## Goal
All lines in which the word "this" occurs are to be extracted.

Stored data:
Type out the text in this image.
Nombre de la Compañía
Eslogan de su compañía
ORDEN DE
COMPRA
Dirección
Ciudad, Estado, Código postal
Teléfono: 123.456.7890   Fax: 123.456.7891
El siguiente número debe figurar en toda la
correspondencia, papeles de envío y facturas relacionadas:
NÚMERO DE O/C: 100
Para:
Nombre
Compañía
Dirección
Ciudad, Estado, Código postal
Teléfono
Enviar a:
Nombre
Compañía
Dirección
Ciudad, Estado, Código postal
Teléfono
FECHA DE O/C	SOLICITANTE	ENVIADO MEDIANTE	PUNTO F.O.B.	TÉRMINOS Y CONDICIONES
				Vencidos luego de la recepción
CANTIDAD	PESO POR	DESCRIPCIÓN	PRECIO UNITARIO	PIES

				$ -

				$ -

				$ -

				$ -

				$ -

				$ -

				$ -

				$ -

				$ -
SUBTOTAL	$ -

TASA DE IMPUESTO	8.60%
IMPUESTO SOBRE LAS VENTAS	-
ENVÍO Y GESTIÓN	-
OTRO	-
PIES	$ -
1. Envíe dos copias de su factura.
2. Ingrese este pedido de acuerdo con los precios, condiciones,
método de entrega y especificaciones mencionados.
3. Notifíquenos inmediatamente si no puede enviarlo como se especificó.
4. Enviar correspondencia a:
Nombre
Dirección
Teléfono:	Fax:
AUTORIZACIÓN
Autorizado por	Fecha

* * *

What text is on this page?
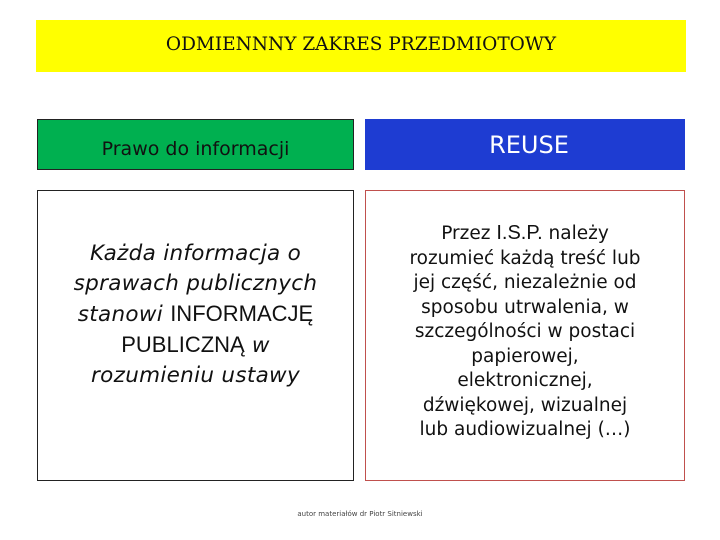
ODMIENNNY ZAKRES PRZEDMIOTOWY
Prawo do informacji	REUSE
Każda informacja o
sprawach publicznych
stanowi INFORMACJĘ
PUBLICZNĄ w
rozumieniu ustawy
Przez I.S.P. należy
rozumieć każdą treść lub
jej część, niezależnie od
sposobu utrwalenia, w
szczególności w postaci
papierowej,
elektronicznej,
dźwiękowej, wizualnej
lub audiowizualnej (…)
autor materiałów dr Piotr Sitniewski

...

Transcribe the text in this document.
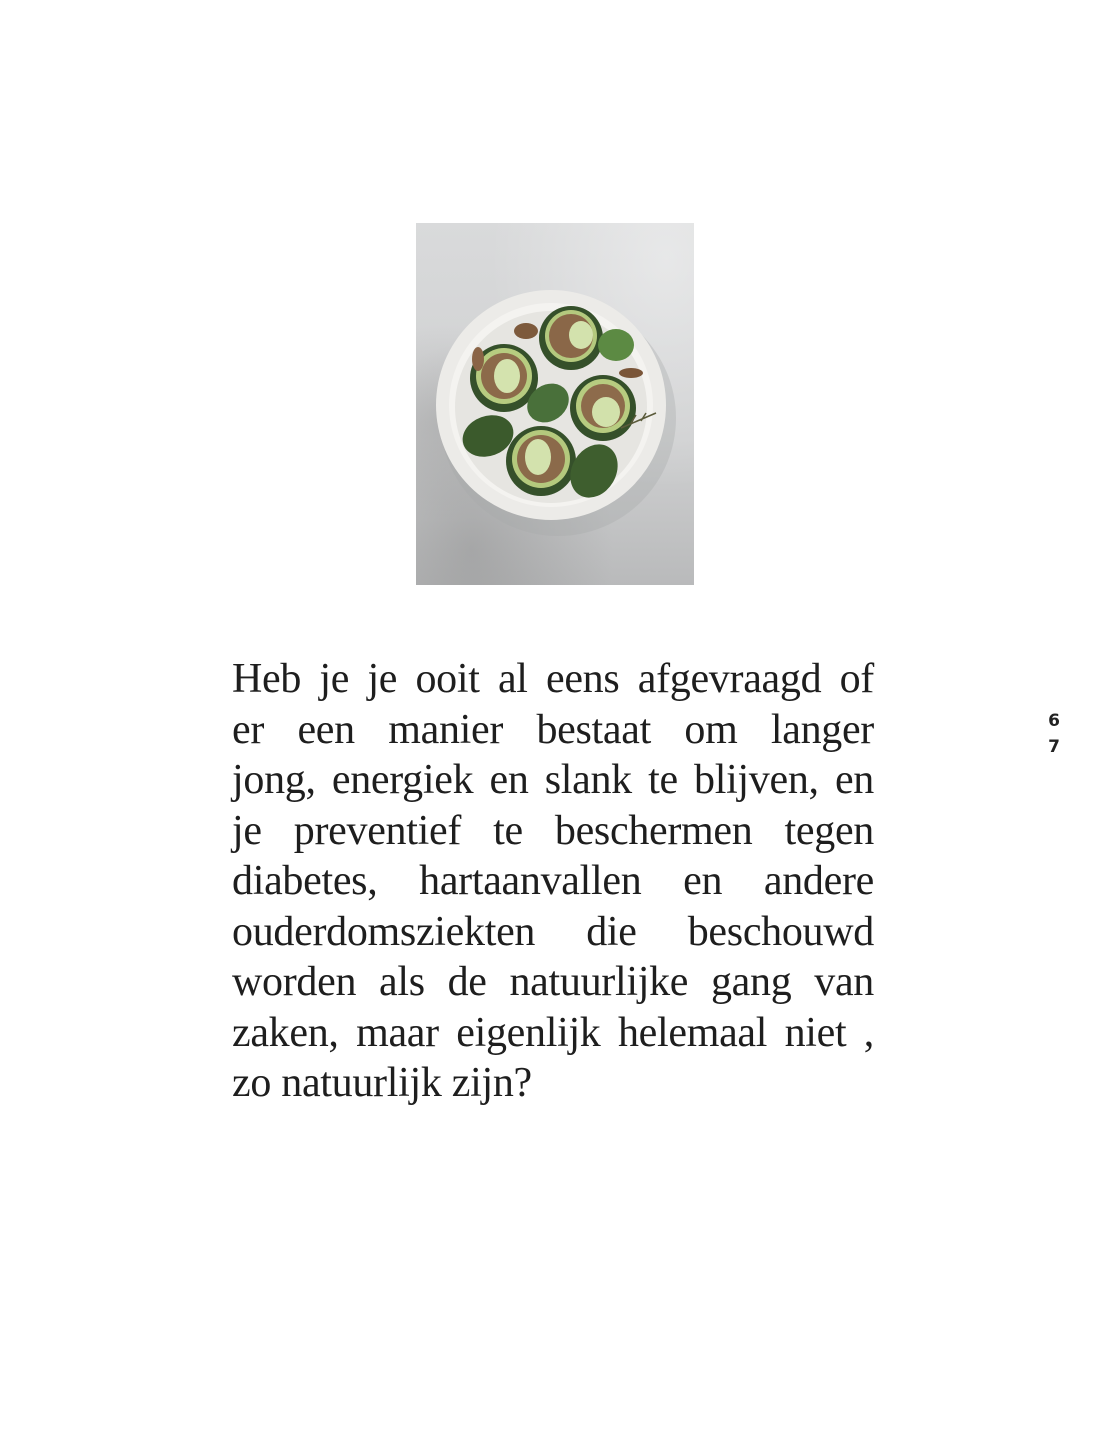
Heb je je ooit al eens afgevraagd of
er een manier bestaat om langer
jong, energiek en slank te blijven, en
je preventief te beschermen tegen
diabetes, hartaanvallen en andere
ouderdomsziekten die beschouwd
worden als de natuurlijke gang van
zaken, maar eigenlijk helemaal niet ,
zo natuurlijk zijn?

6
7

## Output below
Type out the text in this image.
What text is on this page?
Transcribe the text in this document.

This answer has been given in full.